━━ INPUT
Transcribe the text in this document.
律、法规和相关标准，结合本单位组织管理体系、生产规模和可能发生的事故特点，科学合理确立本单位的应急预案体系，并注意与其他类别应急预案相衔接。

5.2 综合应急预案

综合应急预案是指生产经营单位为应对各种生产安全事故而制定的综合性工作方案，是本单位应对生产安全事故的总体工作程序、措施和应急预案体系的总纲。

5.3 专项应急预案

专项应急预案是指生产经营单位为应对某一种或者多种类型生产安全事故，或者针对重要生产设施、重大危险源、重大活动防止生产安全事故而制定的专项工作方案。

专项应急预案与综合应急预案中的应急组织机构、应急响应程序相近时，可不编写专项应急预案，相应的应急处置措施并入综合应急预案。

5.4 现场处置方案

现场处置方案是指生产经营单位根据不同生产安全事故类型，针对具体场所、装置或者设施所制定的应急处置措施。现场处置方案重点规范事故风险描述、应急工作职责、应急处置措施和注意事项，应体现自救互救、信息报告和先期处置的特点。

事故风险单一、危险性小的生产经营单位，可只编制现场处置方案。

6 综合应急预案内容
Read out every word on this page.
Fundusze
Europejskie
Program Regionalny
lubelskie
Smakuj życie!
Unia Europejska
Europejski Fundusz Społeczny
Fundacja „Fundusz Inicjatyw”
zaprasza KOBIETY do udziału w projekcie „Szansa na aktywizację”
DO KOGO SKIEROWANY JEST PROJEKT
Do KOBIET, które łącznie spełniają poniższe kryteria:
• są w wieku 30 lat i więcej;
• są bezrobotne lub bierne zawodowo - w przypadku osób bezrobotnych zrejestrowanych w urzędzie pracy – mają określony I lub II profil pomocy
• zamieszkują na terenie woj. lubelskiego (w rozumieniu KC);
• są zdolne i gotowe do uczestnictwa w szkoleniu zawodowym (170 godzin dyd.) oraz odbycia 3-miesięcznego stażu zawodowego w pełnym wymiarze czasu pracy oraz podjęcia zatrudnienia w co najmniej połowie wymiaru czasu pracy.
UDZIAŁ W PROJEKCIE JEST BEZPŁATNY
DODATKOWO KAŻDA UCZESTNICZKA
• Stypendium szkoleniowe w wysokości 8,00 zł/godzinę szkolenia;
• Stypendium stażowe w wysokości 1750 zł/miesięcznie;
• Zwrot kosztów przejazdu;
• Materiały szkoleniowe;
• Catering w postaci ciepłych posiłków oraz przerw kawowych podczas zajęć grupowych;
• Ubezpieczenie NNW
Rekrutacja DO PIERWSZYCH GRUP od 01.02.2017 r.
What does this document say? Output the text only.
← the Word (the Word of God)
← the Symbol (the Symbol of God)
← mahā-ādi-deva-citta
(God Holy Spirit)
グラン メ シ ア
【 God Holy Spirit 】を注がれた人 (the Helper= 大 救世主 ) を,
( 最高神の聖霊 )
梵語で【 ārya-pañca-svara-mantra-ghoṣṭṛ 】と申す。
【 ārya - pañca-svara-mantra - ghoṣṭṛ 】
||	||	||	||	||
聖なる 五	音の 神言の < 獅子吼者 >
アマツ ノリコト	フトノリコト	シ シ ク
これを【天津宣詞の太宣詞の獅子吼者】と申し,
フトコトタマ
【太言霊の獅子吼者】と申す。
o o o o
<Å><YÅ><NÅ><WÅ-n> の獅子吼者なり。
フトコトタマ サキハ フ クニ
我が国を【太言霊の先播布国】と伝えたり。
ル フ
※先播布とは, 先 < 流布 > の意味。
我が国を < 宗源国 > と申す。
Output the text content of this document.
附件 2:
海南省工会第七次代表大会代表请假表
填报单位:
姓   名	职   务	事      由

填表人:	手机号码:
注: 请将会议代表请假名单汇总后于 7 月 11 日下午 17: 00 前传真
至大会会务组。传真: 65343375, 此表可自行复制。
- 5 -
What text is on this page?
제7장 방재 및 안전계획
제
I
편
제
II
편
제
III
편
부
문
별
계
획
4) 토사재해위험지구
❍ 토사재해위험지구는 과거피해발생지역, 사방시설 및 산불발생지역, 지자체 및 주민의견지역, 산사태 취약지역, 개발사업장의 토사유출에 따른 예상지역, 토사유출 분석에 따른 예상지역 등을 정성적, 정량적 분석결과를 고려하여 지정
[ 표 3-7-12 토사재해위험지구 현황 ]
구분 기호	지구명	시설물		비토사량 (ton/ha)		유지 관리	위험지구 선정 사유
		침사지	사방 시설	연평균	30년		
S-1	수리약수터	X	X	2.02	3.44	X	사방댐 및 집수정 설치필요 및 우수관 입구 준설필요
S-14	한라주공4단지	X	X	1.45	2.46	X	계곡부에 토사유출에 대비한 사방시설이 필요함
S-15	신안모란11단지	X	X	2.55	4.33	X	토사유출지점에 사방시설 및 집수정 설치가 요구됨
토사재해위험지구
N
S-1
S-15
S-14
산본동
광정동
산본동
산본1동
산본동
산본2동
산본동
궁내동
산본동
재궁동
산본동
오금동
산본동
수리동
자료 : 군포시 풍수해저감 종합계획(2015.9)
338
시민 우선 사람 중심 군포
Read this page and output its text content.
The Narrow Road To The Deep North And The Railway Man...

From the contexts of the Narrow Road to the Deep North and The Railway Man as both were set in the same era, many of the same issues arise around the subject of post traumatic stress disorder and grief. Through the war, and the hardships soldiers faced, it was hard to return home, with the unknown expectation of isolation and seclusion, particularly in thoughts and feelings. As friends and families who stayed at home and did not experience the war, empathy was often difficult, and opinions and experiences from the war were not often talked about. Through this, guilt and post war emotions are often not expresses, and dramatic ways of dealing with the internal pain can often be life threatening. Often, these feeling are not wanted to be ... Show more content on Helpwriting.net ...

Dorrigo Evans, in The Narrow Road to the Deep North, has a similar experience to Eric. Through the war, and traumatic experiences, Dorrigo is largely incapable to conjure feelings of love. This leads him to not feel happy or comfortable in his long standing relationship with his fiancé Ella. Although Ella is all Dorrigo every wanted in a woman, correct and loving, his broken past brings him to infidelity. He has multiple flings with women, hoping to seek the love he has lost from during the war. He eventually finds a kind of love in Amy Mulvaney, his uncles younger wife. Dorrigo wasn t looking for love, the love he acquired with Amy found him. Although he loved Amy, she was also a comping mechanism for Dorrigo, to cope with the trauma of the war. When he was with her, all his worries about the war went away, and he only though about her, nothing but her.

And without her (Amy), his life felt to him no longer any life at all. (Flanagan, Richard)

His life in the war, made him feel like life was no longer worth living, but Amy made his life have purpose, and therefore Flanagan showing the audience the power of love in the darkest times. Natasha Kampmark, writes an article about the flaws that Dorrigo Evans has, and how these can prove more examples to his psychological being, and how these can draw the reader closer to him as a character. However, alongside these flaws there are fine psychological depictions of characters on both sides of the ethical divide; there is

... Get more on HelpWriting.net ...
━━━━
### [TASK DETAILS]
Send back every record, precisely as written.

### [TASK RESULT]
Transcribe the text in this document.
律、法规和相关标准，结合本单位组织管理体系、生产规模和可能发生的事故特点，科学合理确立本单位的应急预案体系，并注意与其他类别应急预案相衔接。

5.2 综合应急预案

综合应急预案是指生产经营单位为应对各种生产安全事故而制定的综合性工作方案，是本单位应对生产安全事故的总体工作程序、措施和应急预案体系的总纲。

5.3 专项应急预案

专项应急预案是指生产经营单位为应对某一种或者多种类型生产安全事故，或者针对重要生产设施、重大危险源、重大活动防止生产安全事故而制定的专项工作方案。

专项应急预案与综合应急预案中的应急组织机构、应急响应程序相近时，可不编写专项应急预案，相应的应急处置措施并入综合应急预案。

5.4 现场处置方案

现场处置方案是指生产经营单位根据不同生产安全事故类型，针对具体场所、装置或者设施所制定的应急处置措施。现场处置方案重点规范事故风险描述、应急工作职责、应急处置措施和注意事项，应体现自救互救、信息报告和先期处置的特点。

事故风险单一、危险性小的生产经营单位，可只编制现场处置方案。

6 综合应急预案内容
Read out every word on this page.
Fundusze
Europejskie
Program Regionalny
lubelskie
Smakuj życie!
Unia Europejska
Europejski Fundusz Społeczny
Fundacja „Fundusz Inicjatyw”
zaprasza KOBIETY do udziału w projekcie „Szansa na aktywizację”
DO KOGO SKIEROWANY JEST PROJEKT
Do KOBIET, które łącznie spełniają poniższe kryteria:
• są w wieku 30 lat i więcej;
• są bezrobotne lub bierne zawodowo - w przypadku osób bezrobotnych zrejestrowanych w urzędzie pracy – mają określony I lub II profil pomocy
• zamieszkują na terenie woj. lubelskiego (w rozumieniu KC);
• są zdolne i gotowe do uczestnictwa w szkoleniu zawodowym (170 godzin dyd.) oraz odbycia 3-miesięcznego stażu zawodowego w pełnym wymiarze czasu pracy oraz podjęcia zatrudnienia w co najmniej połowie wymiaru czasu pracy.
UDZIAŁ W PROJEKCIE JEST BEZPŁATNY
DODATKOWO KAŻDA UCZESTNICZKA
• Stypendium szkoleniowe w wysokości 8,00 zł/godzinę szkolenia;
• Stypendium stażowe w wysokości 1750 zł/miesięcznie;
• Zwrot kosztów przejazdu;
• Materiały szkoleniowe;
• Catering w postaci ciepłych posiłków oraz przerw kawowych podczas zajęć grupowych;
• Ubezpieczenie NNW
Rekrutacja DO PIERWSZYCH GRUP od 01.02.2017 r.
What does this document say? Output the text only.
← the Word (the Word of God)
← the Symbol (the Symbol of God)
← mahā-ādi-deva-citta
(God Holy Spirit)
グラン メ シ ア
【 God Holy Spirit 】を注がれた人 (the Helper= 大 救世主 ) を,
( 最高神の聖霊 )
梵語で【 ārya-pañca-svara-mantra-ghoṣṭṛ 】と申す。
【 ārya - pañca-svara-mantra - ghoṣṭṛ 】
||	||	||	||	||
聖なる 五	音の 神言の < 獅子吼者 >
アマツ ノリコト	フトノリコト	シ シ ク
これを【天津宣詞の太宣詞の獅子吼者】と申し,
フトコトタマ
【太言霊の獅子吼者】と申す。
o o o o
<Å><YÅ><NÅ><WÅ-n> の獅子吼者なり。
フトコトタマ サキハ フ クニ
我が国を【太言霊の先播布国】と伝えたり。
ル フ
※先播布とは, 先 < 流布 > の意味。
我が国を < 宗源国 > と申す。
Output the text content of this document.
附件 2:
海南省工会第七次代表大会代表请假表
填报单位:
姓   名	职   务	事      由

填表人:	手机号码:
注: 请将会议代表请假名单汇总后于 7 月 11 日下午 17: 00 前传真
至大会会务组。传真: 65343375, 此表可自行复制。
- 5 -
What text is on this page?
제7장 방재 및 안전계획
제
I
편
제
II
편
제
III
편
부
문
별
계
획
4) 토사재해위험지구
❍ 토사재해위험지구는 과거피해발생지역, 사방시설 및 산불발생지역, 지자체 및 주민의견지역, 산사태 취약지역, 개발사업장의 토사유출에 따른 예상지역, 토사유출 분석에 따른 예상지역 등을 정성적, 정량적 분석결과를 고려하여 지정
[ 표 3-7-12 토사재해위험지구 현황 ]
구분 기호	지구명	시설물		비토사량 (ton/ha)		유지 관리	위험지구 선정 사유
		침사지	사방 시설	연평균	30년		
S-1	수리약수터	X	X	2.02	3.44	X	사방댐 및 집수정 설치필요 및 우수관 입구 준설필요
S-14	한라주공4단지	X	X	1.45	2.46	X	계곡부에 토사유출에 대비한 사방시설이 필요함
S-15	신안모란11단지	X	X	2.55	4.33	X	토사유출지점에 사방시설 및 집수정 설치가 요구됨
토사재해위험지구
N
S-1
S-15
S-14
산본동
광정동
산본동
산본1동
산본동
산본2동
산본동
궁내동
산본동
재궁동
산본동
오금동
산본동
수리동
자료 : 군포시 풍수해저감 종합계획(2015.9)
338
시민 우선 사람 중심 군포
Read this page and output its text content.
The Narrow Road To The Deep North And The Railway Man...

From the contexts of the Narrow Road to the Deep North and The Railway Man as both were set in the same era, many of the same issues arise around the subject of post traumatic stress disorder and grief. Through the war, and the hardships soldiers faced, it was hard to return home, with the unknown expectation of isolation and seclusion, particularly in thoughts and feelings. As friends and families who stayed at home and did not experience the war, empathy was often difficult, and opinions and experiences from the war were not often talked about. Through this, guilt and post war emotions are often not expresses, and dramatic ways of dealing with the internal pain can often be life threatening. Often, these feeling are not wanted to be ... Show more content on Helpwriting.net ...

Dorrigo Evans, in The Narrow Road to the Deep North, has a similar experience to Eric. Through the war, and traumatic experiences, Dorrigo is largely incapable to conjure feelings of love. This leads him to not feel happy or comfortable in his long standing relationship with his fiancé Ella. Although Ella is all Dorrigo every wanted in a woman, correct and loving, his broken past brings him to infidelity. He has multiple flings with women, hoping to seek the love he has lost from during the war. He eventually finds a kind of love in Amy Mulvaney, his uncles younger wife. Dorrigo wasn t looking for love, the love he acquired with Amy found him. Although he loved Amy, she was also a comping mechanism for Dorrigo, to cope with the trauma of the war. When he was with her, all his worries about the war went away, and he only though about her, nothing but her.

And without her (Amy), his life felt to him no longer any life at all. (Flanagan, Richard)

His life in the war, made him feel like life was no longer worth living, but Amy made his life have purpose, and therefore Flanagan showing the audience the power of love in the darkest times. Natasha Kampmark, writes an article about the flaws that Dorrigo Evans has, and how these can prove more examples to his psychological being, and how these can draw the reader closer to him as a character. However, alongside these flaws there are fine psychological depictions of characters on both sides of the ethical divide; there is

... Get more on HelpWriting.net ...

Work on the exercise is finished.